WHAT YOU SHOULD DO —
Starting with the line that contains "Extract the structured", reproduce each line through the end of the entries exactly as written.

DATA PROVIDED —

»»

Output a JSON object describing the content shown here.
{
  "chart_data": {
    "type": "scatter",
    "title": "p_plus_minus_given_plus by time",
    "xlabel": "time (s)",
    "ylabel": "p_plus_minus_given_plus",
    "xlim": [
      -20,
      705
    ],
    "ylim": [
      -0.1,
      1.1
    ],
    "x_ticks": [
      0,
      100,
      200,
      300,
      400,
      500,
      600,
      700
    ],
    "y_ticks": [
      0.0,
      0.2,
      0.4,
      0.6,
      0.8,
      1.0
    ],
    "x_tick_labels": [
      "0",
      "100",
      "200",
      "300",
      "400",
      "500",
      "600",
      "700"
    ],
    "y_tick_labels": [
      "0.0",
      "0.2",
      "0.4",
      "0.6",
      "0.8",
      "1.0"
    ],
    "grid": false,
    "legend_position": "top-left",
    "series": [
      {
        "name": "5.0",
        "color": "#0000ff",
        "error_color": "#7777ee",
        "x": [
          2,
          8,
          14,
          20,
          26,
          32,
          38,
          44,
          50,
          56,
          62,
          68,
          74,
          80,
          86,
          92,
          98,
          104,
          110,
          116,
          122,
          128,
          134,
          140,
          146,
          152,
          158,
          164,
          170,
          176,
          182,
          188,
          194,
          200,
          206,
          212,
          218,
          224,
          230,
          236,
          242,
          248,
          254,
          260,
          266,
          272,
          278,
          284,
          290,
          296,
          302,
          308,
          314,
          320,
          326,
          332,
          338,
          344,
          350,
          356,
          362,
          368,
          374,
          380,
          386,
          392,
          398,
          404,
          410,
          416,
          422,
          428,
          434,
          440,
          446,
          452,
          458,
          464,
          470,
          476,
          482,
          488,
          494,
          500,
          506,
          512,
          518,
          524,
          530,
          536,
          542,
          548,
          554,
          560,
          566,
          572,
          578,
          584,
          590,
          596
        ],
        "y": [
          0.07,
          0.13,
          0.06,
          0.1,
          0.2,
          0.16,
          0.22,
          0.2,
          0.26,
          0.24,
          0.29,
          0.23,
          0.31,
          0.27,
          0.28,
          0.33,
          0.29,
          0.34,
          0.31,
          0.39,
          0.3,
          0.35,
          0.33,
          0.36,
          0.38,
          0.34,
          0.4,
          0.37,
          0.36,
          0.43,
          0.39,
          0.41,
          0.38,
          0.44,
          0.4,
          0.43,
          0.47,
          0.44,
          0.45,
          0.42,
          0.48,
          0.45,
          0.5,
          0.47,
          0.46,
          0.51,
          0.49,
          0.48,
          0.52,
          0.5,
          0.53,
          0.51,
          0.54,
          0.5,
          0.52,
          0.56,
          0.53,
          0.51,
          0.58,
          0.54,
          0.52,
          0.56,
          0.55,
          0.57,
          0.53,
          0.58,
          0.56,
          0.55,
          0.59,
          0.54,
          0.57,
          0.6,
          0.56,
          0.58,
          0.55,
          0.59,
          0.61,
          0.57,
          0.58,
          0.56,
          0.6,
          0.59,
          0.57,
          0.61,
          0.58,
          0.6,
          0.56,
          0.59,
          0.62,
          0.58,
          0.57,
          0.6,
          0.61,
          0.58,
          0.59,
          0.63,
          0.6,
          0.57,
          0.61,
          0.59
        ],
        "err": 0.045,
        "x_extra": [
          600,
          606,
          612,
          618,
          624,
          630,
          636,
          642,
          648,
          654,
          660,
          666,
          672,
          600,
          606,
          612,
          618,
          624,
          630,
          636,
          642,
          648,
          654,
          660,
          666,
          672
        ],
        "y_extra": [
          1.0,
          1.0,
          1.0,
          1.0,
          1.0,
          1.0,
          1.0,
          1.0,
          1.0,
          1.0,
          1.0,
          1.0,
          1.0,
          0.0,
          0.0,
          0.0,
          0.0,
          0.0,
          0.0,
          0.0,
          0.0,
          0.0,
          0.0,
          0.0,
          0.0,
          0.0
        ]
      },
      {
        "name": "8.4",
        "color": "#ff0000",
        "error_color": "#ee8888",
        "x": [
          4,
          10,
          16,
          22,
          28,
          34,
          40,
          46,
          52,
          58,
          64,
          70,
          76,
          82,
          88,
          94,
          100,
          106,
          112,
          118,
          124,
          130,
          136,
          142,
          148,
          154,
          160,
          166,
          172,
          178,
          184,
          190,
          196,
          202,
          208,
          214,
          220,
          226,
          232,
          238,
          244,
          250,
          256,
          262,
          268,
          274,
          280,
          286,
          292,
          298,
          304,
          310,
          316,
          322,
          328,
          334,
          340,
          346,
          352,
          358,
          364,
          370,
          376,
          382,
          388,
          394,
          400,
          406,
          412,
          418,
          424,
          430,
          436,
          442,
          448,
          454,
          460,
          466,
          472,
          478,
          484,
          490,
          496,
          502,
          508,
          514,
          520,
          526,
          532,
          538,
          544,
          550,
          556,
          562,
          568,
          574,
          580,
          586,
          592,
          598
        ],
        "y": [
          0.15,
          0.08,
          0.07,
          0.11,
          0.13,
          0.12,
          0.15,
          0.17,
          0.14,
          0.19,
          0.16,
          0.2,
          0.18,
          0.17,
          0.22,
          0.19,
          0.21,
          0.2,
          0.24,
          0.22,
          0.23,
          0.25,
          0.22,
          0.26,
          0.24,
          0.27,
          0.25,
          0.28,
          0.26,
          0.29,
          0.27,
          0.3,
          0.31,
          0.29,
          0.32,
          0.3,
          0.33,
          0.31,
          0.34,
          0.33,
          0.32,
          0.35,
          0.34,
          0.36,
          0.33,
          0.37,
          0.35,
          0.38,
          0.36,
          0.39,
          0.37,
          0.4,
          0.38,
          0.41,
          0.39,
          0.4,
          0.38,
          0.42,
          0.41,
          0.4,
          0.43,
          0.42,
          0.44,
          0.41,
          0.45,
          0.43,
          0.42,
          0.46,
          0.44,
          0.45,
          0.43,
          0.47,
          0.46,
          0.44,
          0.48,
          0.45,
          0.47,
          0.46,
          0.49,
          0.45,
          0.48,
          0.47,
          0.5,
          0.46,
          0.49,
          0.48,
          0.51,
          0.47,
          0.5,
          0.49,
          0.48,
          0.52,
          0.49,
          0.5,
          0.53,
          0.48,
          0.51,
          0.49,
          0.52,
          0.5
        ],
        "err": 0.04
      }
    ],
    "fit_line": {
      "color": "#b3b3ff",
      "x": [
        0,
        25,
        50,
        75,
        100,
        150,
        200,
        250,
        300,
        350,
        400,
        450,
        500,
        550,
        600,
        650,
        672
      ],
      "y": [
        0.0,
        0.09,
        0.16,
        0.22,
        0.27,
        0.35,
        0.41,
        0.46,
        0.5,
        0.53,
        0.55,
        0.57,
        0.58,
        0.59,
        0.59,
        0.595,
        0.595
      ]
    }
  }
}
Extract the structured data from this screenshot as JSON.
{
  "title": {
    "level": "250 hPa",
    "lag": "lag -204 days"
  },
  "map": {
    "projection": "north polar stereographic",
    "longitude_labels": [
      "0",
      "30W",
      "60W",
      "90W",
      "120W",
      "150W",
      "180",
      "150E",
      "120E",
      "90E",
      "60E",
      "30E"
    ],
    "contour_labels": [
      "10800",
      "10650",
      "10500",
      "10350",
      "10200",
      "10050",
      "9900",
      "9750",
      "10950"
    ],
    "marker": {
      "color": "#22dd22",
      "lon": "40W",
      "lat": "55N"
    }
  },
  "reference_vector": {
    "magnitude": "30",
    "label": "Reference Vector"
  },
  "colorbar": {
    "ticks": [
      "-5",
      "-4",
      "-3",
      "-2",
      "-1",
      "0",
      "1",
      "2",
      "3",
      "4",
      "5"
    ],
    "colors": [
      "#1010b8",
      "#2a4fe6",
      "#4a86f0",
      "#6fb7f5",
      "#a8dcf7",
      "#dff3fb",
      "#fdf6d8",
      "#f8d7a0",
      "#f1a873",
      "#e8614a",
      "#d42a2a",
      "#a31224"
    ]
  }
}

««

RESPONSE TO THIS TASK —
Extract the structured data from this screenshot as JSON.
{
  "title": {
    "level": "250 hPa",
    "lag": "lag -204 days"
  },
  "map": {
    "projection": "north polar stereographic",
    "longitude_labels": [
      "0",
      "30W",
      "60W",
      "90W",
      "120W",
      "150W",
      "180",
      "150E",
      "120E",
      "90E",
      "60E",
      "30E"
    ],
    "contour_labels": [
      "10800",
      "10650",
      "10500",
      "10350",
      "10200",
      "10050",
      "9900",
      "9750",
      "10950"
    ],
    "marker": {
      "color": "#22dd22",
      "lon": "40W",
      "lat": "55N"
    }
  },
  "reference_vector": {
    "magnitude": "30",
    "label": "Reference Vector"
  },
  "colorbar": {
    "ticks": [
      "-5",
      "-4",
      "-3",
      "-2",
      "-1",
      "0",
      "1",
      "2",
      "3",
      "4",
      "5"
    ],
    "colors": [
      "#1010b8",
      "#2a4fe6",
      "#4a86f0",
      "#6fb7f5",
      "#a8dcf7",
      "#dff3fb",
      "#fdf6d8",
      "#f8d7a0",
      "#f1a873",
      "#e8614a",
      "#d42a2a",
      "#a31224"
    ]
  }
}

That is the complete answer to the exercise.